▸ **ITEMS**:
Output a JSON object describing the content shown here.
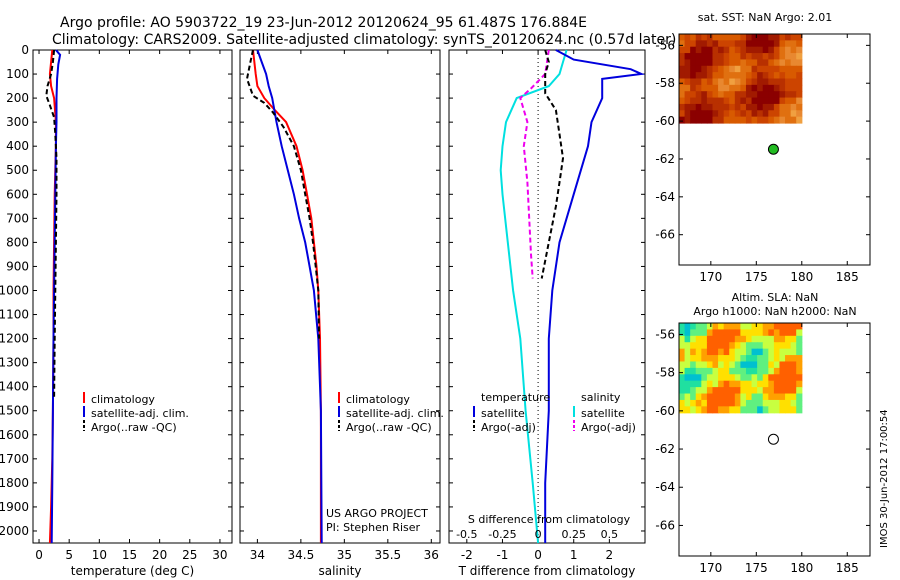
{
  "title_line1": "Argo profile: AO 5903722_19 23-Jun-2012 20120624_95 61.487S 176.884E",
  "title_line2": "Climatology: CARS2009. Satellite-adjusted climatology: synTS_20120624.nc (0.57d later)",
  "stamp": "IMOS 30-Jun-2012 17:00:54",
  "colors": {
    "climatology": "#ff0000",
    "satellite": "#0000dd",
    "argo": "#000000",
    "salinity_satellite": "#00e0e0",
    "salinity_argo": "#ee00ee",
    "argo_dot": "#22bb22"
  },
  "chart_data": [
    {
      "type": "line",
      "name": "temperature-profile",
      "xlabel": "temperature (deg C)",
      "ylabel": "",
      "xlim": [
        -1,
        32
      ],
      "ylim": [
        2050,
        0
      ],
      "x_ticks": [
        0,
        5,
        10,
        15,
        20,
        25,
        30
      ],
      "y_ticks": [
        0,
        100,
        200,
        300,
        400,
        500,
        600,
        700,
        800,
        900,
        1000,
        1100,
        1200,
        1300,
        1400,
        1500,
        1600,
        1700,
        1800,
        1900,
        2000
      ],
      "legend": [
        "climatology",
        "satellite-adj. clim.",
        "Argo(..raw -QC)"
      ],
      "legend_position": "lower-right",
      "series": [
        {
          "name": "climatology",
          "style": "solid",
          "x": [
            2.2,
            2.0,
            1.8,
            2.0,
            2.5,
            2.8,
            2.8,
            2.6,
            2.5,
            2.4,
            2.4,
            2.3,
            2.2,
            2.0,
            1.8
          ],
          "y": [
            0,
            50,
            100,
            150,
            200,
            300,
            400,
            600,
            800,
            1000,
            1200,
            1500,
            1700,
            1900,
            2050
          ]
        },
        {
          "name": "satellite-adj. clim.",
          "style": "solid",
          "x": [
            2.8,
            3.5,
            3.2,
            3.0,
            2.9,
            2.9,
            2.8,
            2.7,
            2.6,
            2.5,
            2.4,
            2.3,
            2.2,
            2.1
          ],
          "y": [
            0,
            20,
            60,
            120,
            200,
            300,
            400,
            600,
            800,
            1000,
            1200,
            1500,
            1800,
            2050
          ]
        },
        {
          "name": "Argo(..raw -QC)",
          "style": "dashed",
          "x": [
            2.5,
            2.3,
            2.0,
            1.4,
            1.2,
            1.8,
            2.5,
            2.7,
            2.9,
            2.9,
            2.8,
            2.7,
            2.6,
            2.5
          ],
          "y": [
            0,
            50,
            100,
            150,
            190,
            230,
            280,
            350,
            450,
            600,
            800,
            1000,
            1200,
            1450
          ]
        }
      ]
    },
    {
      "type": "line",
      "name": "salinity-profile",
      "xlabel": "salinity",
      "ylabel": "",
      "xlim": [
        33.8,
        36.1
      ],
      "ylim": [
        2050,
        0
      ],
      "x_ticks": [
        34,
        34.5,
        35,
        35.5,
        36
      ],
      "legend": [
        "climatology",
        "satellite-adj. clim.",
        "Argo(..raw -QC)"
      ],
      "legend_position": "lower-right",
      "annotations": [
        "US ARGO PROJECT",
        "PI: Stephen Riser"
      ],
      "series": [
        {
          "name": "climatology",
          "style": "solid",
          "x": [
            33.95,
            33.98,
            34.0,
            34.08,
            34.2,
            34.33,
            34.45,
            34.52,
            34.57,
            34.62,
            34.65,
            34.68,
            34.7,
            34.72,
            34.73,
            34.73,
            34.73
          ],
          "y": [
            0,
            100,
            150,
            200,
            250,
            300,
            400,
            500,
            600,
            700,
            800,
            900,
            1000,
            1200,
            1500,
            1800,
            2050
          ]
        },
        {
          "name": "satellite-adj. clim.",
          "style": "solid",
          "x": [
            34.0,
            34.05,
            34.1,
            34.13,
            34.17,
            34.22,
            34.28,
            34.35,
            34.42,
            34.48,
            34.55,
            34.6,
            34.65,
            34.7,
            34.73,
            34.74
          ],
          "y": [
            0,
            50,
            100,
            150,
            200,
            300,
            400,
            500,
            600,
            700,
            800,
            900,
            1000,
            1200,
            1500,
            2050
          ]
        },
        {
          "name": "Argo(..raw -QC)",
          "style": "dashed",
          "x": [
            33.95,
            33.92,
            33.88,
            33.95,
            34.08,
            34.18,
            34.3,
            34.42,
            34.5,
            34.55,
            34.6,
            34.64,
            34.67,
            34.7,
            34.71
          ],
          "y": [
            0,
            50,
            120,
            190,
            220,
            260,
            320,
            400,
            500,
            600,
            700,
            800,
            900,
            1000,
            1200
          ]
        }
      ]
    },
    {
      "type": "line",
      "name": "difference-profile",
      "xlabel": "T difference from climatology",
      "x_ticks": [
        -2,
        -1,
        0,
        1,
        2
      ],
      "xlim": [
        -2.5,
        3
      ],
      "ylim": [
        2050,
        0
      ],
      "top_label": "S difference from climatology",
      "top_ticks": [
        "-0.5",
        "-0.25",
        "0",
        "0.25",
        "0.5"
      ],
      "top_tick_positions": [
        -2,
        -1,
        0,
        1,
        2
      ],
      "legend_temperature_title": "temperature",
      "legend_salinity_title": "salinity",
      "legend": [
        "satellite",
        "Argo(-adj)",
        "satellite",
        "Argo(-adj)"
      ],
      "legend_position": "lower-right",
      "series": [
        {
          "name": "temperature satellite",
          "style": "solid",
          "x": [
            0.5,
            1.0,
            2.6,
            2.9,
            1.8,
            1.8,
            1.5,
            1.4,
            1.0,
            0.6,
            0.4,
            0.3,
            0.3,
            0.2,
            0.2,
            0.2
          ],
          "y": [
            0,
            40,
            80,
            100,
            120,
            200,
            300,
            400,
            600,
            800,
            1000,
            1200,
            1500,
            1800,
            1950,
            2050
          ]
        },
        {
          "name": "temperature Argo(-adj)",
          "style": "dashed",
          "x": [
            0.2,
            0.3,
            0.2,
            0.2,
            0.5,
            0.6,
            0.7,
            0.6,
            0.5,
            0.3,
            0.1
          ],
          "y": [
            0,
            50,
            100,
            180,
            250,
            350,
            450,
            550,
            650,
            800,
            950
          ]
        },
        {
          "name": "salinity satellite",
          "style": "solid",
          "x": [
            0.8,
            0.7,
            0.6,
            0.3,
            -0.6,
            -0.9,
            -1.0,
            -1.05,
            -1.0,
            -0.85,
            -0.7,
            -0.5,
            -0.35,
            -0.15,
            0
          ],
          "y": [
            0,
            50,
            100,
            150,
            200,
            300,
            400,
            500,
            600,
            800,
            1000,
            1200,
            1500,
            1800,
            2050
          ]
        },
        {
          "name": "salinity Argo(-adj)",
          "style": "dashed",
          "x": [
            0.3,
            0.2,
            -0.2,
            -0.5,
            -0.3,
            -0.4,
            -0.3,
            -0.25,
            -0.2,
            -0.15
          ],
          "y": [
            0,
            100,
            160,
            200,
            300,
            400,
            550,
            700,
            850,
            950
          ]
        }
      ]
    },
    {
      "type": "heatmap",
      "name": "sst-map",
      "title": "sat. SST: NaN Argo: 2.01",
      "x_ticks": [
        170,
        175,
        180,
        185
      ],
      "y_ticks": [
        -56,
        -58,
        -60,
        -62,
        -64,
        -66
      ],
      "xlim": [
        166.5,
        187.5
      ],
      "ylim": [
        -67.6,
        -55.4
      ],
      "argo_position": [
        176.884,
        -61.487
      ]
    },
    {
      "type": "heatmap",
      "name": "sla-map",
      "title": "Altim. SLA: NaN",
      "subtitle": "Argo h1000: NaN h2000: NaN",
      "x_ticks": [
        170,
        175,
        180,
        185
      ],
      "y_ticks": [
        -56,
        -58,
        -60,
        -62,
        -64,
        -66
      ],
      "xlim": [
        166.5,
        187.5
      ],
      "ylim": [
        -67.6,
        -55.4
      ],
      "argo_position": [
        176.884,
        -61.487
      ]
    }
  ]
}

▸ **GIVEN EXERCISE**:
Which lines above hold the word "xlabel"? Copy each of them.

▸ **ANSWER FOR THIS EXERCISE**:
      "xlabel": "temperature (deg C)",
      "xlabel": "salinity",
      "xlabel": "T difference from climatology",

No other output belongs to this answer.